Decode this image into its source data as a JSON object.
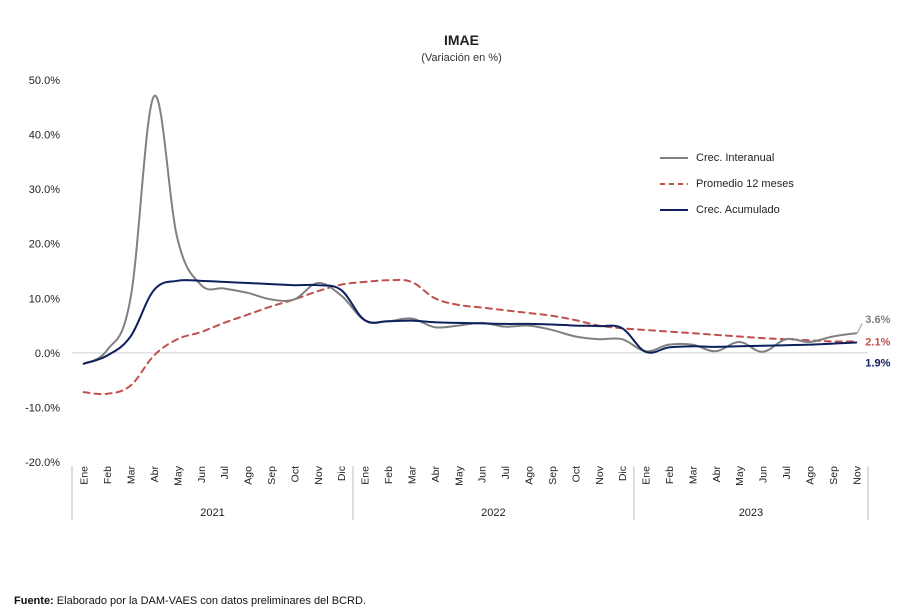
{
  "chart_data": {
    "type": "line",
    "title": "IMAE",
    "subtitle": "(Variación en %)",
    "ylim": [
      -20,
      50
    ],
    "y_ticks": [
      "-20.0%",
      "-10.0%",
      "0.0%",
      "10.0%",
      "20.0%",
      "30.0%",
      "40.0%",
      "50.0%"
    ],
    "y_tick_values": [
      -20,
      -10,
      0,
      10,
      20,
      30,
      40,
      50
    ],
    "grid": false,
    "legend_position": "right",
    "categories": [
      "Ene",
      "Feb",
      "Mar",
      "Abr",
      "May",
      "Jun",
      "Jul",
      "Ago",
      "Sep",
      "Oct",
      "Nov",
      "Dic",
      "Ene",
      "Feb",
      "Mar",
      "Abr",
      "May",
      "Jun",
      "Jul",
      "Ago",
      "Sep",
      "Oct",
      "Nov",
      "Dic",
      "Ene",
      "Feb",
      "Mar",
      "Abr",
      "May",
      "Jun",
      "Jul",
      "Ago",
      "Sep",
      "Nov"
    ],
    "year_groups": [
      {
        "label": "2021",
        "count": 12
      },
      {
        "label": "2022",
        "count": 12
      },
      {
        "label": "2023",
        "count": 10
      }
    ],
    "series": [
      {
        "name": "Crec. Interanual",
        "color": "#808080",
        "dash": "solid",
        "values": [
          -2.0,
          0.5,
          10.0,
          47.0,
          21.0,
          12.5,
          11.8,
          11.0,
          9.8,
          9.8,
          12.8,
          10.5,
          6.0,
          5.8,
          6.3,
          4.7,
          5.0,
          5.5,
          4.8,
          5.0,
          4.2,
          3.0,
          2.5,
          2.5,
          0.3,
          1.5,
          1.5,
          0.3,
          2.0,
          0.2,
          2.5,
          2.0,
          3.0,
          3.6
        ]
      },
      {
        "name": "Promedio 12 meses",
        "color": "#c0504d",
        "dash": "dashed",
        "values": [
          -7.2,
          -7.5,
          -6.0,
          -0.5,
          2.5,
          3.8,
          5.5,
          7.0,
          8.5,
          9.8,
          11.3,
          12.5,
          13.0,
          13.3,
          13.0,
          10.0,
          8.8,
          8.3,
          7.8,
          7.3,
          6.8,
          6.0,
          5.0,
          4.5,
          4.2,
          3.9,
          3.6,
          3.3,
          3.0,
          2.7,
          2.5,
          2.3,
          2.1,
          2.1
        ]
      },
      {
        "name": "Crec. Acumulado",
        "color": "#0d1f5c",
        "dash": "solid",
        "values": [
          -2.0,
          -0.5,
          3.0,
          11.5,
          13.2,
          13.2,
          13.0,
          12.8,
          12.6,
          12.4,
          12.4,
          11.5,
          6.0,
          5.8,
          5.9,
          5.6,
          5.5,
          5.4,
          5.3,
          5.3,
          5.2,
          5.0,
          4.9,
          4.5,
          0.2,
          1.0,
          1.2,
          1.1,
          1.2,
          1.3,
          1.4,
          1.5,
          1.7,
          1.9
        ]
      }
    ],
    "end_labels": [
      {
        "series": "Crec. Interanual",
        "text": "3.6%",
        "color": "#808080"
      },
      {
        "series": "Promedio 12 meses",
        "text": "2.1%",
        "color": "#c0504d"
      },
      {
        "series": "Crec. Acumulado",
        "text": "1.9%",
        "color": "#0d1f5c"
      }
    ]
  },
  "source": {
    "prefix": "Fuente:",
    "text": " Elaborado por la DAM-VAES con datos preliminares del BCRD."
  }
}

* * *

- TASK DIRECTIONS -
Copy the material shown above in full and exactly. Skip the pictures.

- ANSWER IN FULL -
Decode this image into its source data as a JSON object.
{
  "chart_data": {
    "type": "line",
    "title": "IMAE",
    "subtitle": "(Variación en %)",
    "ylim": [
      -20,
      50
    ],
    "y_ticks": [
      "-20.0%",
      "-10.0%",
      "0.0%",
      "10.0%",
      "20.0%",
      "30.0%",
      "40.0%",
      "50.0%"
    ],
    "y_tick_values": [
      -20,
      -10,
      0,
      10,
      20,
      30,
      40,
      50
    ],
    "grid": false,
    "legend_position": "right",
    "categories": [
      "Ene",
      "Feb",
      "Mar",
      "Abr",
      "May",
      "Jun",
      "Jul",
      "Ago",
      "Sep",
      "Oct",
      "Nov",
      "Dic",
      "Ene",
      "Feb",
      "Mar",
      "Abr",
      "May",
      "Jun",
      "Jul",
      "Ago",
      "Sep",
      "Oct",
      "Nov",
      "Dic",
      "Ene",
      "Feb",
      "Mar",
      "Abr",
      "May",
      "Jun",
      "Jul",
      "Ago",
      "Sep",
      "Nov"
    ],
    "year_groups": [
      {
        "label": "2021",
        "count": 12
      },
      {
        "label": "2022",
        "count": 12
      },
      {
        "label": "2023",
        "count": 10
      }
    ],
    "series": [
      {
        "name": "Crec. Interanual",
        "color": "#808080",
        "dash": "solid",
        "values": [
          -2.0,
          0.5,
          10.0,
          47.0,
          21.0,
          12.5,
          11.8,
          11.0,
          9.8,
          9.8,
          12.8,
          10.5,
          6.0,
          5.8,
          6.3,
          4.7,
          5.0,
          5.5,
          4.8,
          5.0,
          4.2,
          3.0,
          2.5,
          2.5,
          0.3,
          1.5,
          1.5,
          0.3,
          2.0,
          0.2,
          2.5,
          2.0,
          3.0,
          3.6
        ]
      },
      {
        "name": "Promedio 12 meses",
        "color": "#c0504d",
        "dash": "dashed",
        "values": [
          -7.2,
          -7.5,
          -6.0,
          -0.5,
          2.5,
          3.8,
          5.5,
          7.0,
          8.5,
          9.8,
          11.3,
          12.5,
          13.0,
          13.3,
          13.0,
          10.0,
          8.8,
          8.3,
          7.8,
          7.3,
          6.8,
          6.0,
          5.0,
          4.5,
          4.2,
          3.9,
          3.6,
          3.3,
          3.0,
          2.7,
          2.5,
          2.3,
          2.1,
          2.1
        ]
      },
      {
        "name": "Crec. Acumulado",
        "color": "#0d1f5c",
        "dash": "solid",
        "values": [
          -2.0,
          -0.5,
          3.0,
          11.5,
          13.2,
          13.2,
          13.0,
          12.8,
          12.6,
          12.4,
          12.4,
          11.5,
          6.0,
          5.8,
          5.9,
          5.6,
          5.5,
          5.4,
          5.3,
          5.3,
          5.2,
          5.0,
          4.9,
          4.5,
          0.2,
          1.0,
          1.2,
          1.1,
          1.2,
          1.3,
          1.4,
          1.5,
          1.7,
          1.9
        ]
      }
    ],
    "end_labels": [
      {
        "series": "Crec. Interanual",
        "text": "3.6%",
        "color": "#808080"
      },
      {
        "series": "Promedio 12 meses",
        "text": "2.1%",
        "color": "#c0504d"
      },
      {
        "series": "Crec. Acumulado",
        "text": "1.9%",
        "color": "#0d1f5c"
      }
    ]
  },
  "source": {
    "prefix": "Fuente:",
    "text": " Elaborado por la DAM-VAES con datos preliminares del BCRD."
  }
}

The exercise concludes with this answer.